Part of a data file:
==================================================

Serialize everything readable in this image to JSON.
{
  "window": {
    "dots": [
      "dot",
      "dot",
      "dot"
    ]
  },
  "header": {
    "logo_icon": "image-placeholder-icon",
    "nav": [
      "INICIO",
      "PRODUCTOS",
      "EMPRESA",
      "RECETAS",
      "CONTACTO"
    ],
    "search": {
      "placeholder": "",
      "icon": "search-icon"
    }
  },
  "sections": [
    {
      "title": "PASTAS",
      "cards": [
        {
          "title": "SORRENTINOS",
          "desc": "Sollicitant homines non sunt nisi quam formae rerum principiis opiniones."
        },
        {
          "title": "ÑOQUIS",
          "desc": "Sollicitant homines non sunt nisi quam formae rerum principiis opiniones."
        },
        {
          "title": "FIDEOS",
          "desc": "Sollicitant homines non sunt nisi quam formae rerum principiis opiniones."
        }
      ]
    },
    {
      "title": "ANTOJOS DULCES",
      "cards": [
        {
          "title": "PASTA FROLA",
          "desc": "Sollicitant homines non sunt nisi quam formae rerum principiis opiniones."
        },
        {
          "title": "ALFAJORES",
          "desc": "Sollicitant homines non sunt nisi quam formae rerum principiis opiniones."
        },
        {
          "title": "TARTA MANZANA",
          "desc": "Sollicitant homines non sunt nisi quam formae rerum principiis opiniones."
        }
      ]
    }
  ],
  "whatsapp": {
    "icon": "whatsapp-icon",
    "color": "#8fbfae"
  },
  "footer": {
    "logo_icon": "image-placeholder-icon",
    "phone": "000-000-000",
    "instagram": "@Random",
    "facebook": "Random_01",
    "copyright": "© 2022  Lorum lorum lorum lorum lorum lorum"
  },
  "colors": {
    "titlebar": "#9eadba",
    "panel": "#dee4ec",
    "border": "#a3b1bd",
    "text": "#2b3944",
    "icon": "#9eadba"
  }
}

==================================================

- _Do this_
Restate all of the entries exactly, please.

- _The response_
Serialize everything readable in this image to JSON.
{
  "window": {
    "dots": [
      "dot",
      "dot",
      "dot"
    ]
  },
  "header": {
    "logo_icon": "image-placeholder-icon",
    "nav": [
      "INICIO",
      "PRODUCTOS",
      "EMPRESA",
      "RECETAS",
      "CONTACTO"
    ],
    "search": {
      "placeholder": "",
      "icon": "search-icon"
    }
  },
  "sections": [
    {
      "title": "PASTAS",
      "cards": [
        {
          "title": "SORRENTINOS",
          "desc": "Sollicitant homines non sunt nisi quam formae rerum principiis opiniones."
        },
        {
          "title": "ÑOQUIS",
          "desc": "Sollicitant homines non sunt nisi quam formae rerum principiis opiniones."
        },
        {
          "title": "FIDEOS",
          "desc": "Sollicitant homines non sunt nisi quam formae rerum principiis opiniones."
        }
      ]
    },
    {
      "title": "ANTOJOS DULCES",
      "cards": [
        {
          "title": "PASTA FROLA",
          "desc": "Sollicitant homines non sunt nisi quam formae rerum principiis opiniones."
        },
        {
          "title": "ALFAJORES",
          "desc": "Sollicitant homines non sunt nisi quam formae rerum principiis opiniones."
        },
        {
          "title": "TARTA MANZANA",
          "desc": "Sollicitant homines non sunt nisi quam formae rerum principiis opiniones."
        }
      ]
    }
  ],
  "whatsapp": {
    "icon": "whatsapp-icon",
    "color": "#8fbfae"
  },
  "footer": {
    "logo_icon": "image-placeholder-icon",
    "phone": "000-000-000",
    "instagram": "@Random",
    "facebook": "Random_01",
    "copyright": "© 2022  Lorum lorum lorum lorum lorum lorum"
  },
  "colors": {
    "titlebar": "#9eadba",
    "panel": "#dee4ec",
    "border": "#a3b1bd",
    "text": "#2b3944",
    "icon": "#9eadba"
  }
}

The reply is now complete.